Input:
.....

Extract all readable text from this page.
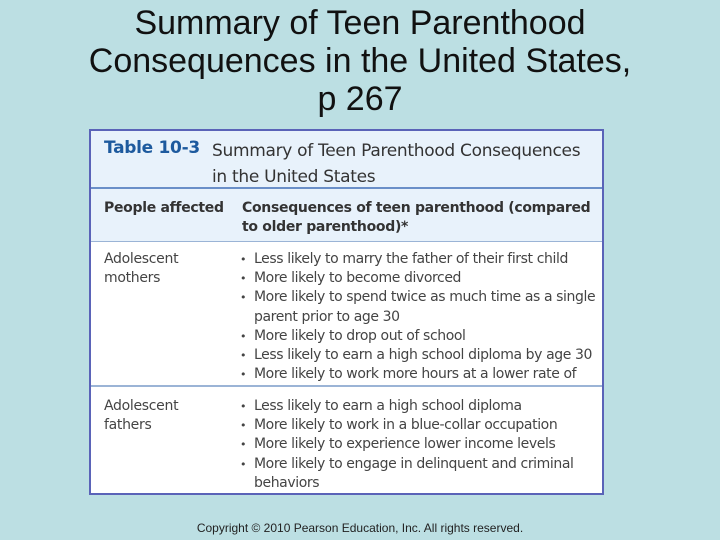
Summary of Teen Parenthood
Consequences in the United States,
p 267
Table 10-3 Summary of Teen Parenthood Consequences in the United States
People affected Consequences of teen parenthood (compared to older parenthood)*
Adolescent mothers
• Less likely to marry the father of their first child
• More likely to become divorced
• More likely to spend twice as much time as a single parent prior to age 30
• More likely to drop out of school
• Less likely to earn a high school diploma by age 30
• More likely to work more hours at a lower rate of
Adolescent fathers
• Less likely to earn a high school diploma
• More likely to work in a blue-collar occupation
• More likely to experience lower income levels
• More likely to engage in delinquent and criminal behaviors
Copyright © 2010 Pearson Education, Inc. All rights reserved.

.....

What the task asks: Each line of the data that includes the word "likely" counts once; report the total and nothing more.

The completed task: 10